• **Given exercise**
Where a line holds the word "background", copy that line.

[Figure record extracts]
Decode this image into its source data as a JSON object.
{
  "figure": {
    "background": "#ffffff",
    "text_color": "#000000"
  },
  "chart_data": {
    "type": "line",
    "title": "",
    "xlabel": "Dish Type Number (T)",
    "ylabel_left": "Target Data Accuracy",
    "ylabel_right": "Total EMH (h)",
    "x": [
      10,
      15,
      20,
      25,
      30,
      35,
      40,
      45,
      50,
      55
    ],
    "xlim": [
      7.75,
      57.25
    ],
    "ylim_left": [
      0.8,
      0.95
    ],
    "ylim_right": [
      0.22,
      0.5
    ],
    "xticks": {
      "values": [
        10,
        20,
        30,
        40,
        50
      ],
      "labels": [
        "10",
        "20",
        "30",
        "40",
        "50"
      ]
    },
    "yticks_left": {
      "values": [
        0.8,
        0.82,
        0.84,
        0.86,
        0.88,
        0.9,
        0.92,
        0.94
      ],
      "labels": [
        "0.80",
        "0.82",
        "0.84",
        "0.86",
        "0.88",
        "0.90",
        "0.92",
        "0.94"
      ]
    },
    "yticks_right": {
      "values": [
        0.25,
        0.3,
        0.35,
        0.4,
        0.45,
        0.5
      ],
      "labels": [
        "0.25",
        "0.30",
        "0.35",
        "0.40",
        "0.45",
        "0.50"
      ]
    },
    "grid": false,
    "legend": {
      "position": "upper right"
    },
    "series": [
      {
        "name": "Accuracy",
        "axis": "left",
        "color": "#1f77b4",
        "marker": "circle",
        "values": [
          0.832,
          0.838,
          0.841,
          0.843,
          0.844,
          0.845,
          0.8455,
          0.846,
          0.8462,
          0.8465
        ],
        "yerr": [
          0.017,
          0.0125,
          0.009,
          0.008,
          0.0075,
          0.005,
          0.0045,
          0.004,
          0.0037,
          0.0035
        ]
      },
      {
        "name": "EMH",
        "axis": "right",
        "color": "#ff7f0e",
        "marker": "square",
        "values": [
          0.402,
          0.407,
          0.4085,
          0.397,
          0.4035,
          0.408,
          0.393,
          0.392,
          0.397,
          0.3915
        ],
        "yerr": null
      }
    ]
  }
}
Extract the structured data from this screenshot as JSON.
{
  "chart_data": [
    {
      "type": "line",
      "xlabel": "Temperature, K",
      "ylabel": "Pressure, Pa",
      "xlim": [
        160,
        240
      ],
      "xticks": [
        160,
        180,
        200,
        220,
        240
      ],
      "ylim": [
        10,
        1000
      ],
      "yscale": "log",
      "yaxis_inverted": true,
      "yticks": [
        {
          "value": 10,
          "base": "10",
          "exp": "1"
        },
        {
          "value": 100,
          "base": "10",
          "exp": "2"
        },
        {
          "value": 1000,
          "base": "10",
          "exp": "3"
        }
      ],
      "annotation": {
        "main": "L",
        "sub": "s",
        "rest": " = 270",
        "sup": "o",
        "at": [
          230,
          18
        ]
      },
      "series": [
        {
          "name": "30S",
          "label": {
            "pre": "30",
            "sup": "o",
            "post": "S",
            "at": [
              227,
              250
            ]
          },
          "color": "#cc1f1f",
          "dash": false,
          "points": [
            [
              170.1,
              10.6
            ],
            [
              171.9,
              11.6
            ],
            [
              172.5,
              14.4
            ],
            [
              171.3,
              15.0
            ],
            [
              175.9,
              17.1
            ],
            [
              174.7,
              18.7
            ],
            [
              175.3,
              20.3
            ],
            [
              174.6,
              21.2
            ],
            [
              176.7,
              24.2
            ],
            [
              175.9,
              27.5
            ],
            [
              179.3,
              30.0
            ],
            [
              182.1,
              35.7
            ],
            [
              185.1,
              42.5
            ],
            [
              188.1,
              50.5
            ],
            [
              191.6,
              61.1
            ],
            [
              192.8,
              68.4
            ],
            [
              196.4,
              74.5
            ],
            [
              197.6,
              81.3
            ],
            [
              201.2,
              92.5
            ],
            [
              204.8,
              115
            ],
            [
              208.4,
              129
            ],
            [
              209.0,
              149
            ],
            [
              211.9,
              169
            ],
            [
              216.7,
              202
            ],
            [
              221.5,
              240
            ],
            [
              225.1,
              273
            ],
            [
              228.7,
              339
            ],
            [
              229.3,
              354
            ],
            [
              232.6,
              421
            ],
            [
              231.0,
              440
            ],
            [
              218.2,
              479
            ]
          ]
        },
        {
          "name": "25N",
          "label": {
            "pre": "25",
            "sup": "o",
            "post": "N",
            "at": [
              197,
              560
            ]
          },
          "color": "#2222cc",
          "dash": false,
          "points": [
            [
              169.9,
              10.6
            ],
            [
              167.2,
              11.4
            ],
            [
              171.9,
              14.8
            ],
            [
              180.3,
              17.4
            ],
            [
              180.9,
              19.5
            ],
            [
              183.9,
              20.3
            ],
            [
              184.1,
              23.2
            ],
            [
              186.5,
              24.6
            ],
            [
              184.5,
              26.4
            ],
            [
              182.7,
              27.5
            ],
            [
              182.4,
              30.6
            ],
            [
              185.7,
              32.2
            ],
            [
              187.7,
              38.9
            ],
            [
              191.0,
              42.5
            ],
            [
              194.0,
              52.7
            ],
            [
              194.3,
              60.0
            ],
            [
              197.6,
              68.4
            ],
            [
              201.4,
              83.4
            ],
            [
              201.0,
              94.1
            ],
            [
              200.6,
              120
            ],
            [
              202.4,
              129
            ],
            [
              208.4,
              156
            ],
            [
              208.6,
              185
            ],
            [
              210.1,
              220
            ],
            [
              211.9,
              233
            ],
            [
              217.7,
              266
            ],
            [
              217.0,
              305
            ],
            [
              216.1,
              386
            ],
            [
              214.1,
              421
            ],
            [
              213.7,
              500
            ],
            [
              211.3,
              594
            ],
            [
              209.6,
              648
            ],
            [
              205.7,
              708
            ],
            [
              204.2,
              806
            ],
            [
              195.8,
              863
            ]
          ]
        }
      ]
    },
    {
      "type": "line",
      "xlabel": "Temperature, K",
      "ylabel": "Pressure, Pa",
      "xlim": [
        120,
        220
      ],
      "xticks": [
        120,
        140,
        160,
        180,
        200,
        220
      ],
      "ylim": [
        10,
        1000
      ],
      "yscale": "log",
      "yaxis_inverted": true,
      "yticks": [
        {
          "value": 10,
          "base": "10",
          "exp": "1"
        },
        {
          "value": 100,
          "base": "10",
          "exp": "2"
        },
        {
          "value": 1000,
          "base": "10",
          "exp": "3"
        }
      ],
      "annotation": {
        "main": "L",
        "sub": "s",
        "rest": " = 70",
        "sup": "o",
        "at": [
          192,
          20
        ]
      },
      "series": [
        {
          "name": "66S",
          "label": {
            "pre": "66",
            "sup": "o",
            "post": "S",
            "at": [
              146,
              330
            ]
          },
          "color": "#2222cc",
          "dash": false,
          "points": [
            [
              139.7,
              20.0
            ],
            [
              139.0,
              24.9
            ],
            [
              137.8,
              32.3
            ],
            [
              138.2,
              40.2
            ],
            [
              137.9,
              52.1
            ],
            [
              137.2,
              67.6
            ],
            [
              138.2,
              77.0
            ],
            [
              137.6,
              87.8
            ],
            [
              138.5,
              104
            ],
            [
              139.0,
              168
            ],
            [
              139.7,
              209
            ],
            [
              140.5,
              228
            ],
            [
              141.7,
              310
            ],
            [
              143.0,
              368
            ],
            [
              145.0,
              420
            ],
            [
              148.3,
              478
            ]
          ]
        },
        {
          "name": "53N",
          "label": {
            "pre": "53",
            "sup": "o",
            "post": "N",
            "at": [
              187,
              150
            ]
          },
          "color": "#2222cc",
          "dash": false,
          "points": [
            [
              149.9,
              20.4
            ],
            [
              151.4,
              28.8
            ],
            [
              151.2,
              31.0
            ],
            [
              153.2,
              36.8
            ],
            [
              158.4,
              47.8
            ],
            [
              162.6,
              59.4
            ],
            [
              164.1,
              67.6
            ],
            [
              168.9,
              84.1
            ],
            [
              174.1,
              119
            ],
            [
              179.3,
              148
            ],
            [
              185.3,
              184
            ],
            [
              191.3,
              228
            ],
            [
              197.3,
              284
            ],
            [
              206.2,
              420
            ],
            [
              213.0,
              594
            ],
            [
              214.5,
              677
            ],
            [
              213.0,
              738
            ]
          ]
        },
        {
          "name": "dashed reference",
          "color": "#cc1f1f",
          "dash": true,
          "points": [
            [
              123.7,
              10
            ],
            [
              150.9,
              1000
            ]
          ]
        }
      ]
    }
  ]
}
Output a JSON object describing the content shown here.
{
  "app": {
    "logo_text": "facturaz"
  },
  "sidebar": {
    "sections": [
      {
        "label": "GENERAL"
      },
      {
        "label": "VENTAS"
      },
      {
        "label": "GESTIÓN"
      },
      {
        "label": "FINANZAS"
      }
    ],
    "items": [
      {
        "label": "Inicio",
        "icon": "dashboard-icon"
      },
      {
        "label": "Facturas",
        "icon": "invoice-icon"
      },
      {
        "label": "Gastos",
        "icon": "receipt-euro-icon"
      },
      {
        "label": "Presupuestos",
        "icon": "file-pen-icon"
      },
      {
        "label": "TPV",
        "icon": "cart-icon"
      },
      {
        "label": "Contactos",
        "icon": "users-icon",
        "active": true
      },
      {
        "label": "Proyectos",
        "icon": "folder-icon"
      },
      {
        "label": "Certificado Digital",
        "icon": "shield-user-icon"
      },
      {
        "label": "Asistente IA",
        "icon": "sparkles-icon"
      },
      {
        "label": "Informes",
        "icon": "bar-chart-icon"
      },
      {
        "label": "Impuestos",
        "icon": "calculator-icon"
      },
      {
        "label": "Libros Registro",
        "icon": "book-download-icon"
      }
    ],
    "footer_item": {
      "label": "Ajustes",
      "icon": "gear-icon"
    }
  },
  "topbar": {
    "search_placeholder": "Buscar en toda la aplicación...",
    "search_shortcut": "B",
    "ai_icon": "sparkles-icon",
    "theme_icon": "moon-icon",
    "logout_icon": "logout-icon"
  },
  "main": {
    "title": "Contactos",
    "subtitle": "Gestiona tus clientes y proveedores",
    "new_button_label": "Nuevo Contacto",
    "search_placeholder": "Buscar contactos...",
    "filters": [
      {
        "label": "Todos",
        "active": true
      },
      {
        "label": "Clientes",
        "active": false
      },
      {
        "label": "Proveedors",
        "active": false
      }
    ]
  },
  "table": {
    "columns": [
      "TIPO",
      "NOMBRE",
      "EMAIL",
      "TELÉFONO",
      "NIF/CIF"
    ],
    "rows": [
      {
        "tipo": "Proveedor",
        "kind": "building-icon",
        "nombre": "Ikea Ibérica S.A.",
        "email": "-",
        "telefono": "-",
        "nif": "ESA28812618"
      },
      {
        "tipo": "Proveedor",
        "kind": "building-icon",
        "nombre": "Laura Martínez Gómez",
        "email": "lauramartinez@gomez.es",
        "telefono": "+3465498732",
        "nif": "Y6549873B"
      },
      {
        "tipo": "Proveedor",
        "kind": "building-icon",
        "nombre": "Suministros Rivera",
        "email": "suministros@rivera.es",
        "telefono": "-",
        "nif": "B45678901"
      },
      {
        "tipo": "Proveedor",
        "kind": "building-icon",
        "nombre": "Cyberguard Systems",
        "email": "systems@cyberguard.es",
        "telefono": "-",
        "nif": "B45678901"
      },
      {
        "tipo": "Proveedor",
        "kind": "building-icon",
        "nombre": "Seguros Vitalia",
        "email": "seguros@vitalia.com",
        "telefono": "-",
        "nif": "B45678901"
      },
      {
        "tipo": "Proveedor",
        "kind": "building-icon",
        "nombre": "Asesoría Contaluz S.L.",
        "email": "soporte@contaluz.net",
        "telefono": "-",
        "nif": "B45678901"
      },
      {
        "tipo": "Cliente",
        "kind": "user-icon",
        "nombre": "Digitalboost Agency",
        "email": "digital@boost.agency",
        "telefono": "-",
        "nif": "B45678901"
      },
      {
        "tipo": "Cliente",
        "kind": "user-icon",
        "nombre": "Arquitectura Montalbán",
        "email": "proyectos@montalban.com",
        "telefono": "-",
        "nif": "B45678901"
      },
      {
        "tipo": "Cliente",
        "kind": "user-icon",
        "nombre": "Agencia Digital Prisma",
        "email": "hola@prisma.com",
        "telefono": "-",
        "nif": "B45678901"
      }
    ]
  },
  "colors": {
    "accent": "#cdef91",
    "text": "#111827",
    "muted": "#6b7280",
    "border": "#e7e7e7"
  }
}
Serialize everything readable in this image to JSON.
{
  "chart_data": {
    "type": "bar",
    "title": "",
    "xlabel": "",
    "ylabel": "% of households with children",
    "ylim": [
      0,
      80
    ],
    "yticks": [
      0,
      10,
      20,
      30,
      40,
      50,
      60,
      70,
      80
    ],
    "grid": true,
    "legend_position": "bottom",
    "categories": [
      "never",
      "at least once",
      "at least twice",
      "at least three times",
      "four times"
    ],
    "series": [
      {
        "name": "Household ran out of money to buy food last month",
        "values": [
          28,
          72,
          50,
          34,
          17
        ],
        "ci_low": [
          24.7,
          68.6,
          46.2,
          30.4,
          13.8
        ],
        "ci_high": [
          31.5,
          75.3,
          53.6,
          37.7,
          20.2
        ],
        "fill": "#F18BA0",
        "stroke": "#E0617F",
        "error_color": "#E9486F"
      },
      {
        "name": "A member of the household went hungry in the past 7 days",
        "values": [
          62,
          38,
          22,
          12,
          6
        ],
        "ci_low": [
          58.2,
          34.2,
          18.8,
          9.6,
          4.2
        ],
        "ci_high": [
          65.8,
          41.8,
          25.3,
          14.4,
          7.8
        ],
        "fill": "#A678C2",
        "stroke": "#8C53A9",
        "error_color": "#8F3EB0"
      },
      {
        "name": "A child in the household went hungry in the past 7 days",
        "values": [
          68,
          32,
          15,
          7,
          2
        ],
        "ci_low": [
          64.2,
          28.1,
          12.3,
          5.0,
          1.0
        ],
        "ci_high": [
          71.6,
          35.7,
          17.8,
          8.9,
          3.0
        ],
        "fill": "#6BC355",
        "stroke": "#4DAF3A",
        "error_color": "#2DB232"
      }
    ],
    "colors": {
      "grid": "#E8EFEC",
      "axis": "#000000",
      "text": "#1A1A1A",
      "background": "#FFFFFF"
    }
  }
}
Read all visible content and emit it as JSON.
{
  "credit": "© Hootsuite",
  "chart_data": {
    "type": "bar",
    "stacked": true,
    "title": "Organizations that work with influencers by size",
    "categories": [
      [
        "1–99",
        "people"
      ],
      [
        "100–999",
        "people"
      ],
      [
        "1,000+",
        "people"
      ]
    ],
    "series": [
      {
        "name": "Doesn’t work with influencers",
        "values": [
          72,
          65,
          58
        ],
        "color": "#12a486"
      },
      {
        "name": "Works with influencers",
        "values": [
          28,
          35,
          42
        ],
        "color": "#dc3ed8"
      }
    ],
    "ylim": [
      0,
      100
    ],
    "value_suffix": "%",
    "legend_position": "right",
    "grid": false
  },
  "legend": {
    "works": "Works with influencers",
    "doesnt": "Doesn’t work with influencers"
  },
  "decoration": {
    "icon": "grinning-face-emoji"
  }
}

• **Problem solution**
    "background": "#ffffff",
      "background": "#FFFFFF"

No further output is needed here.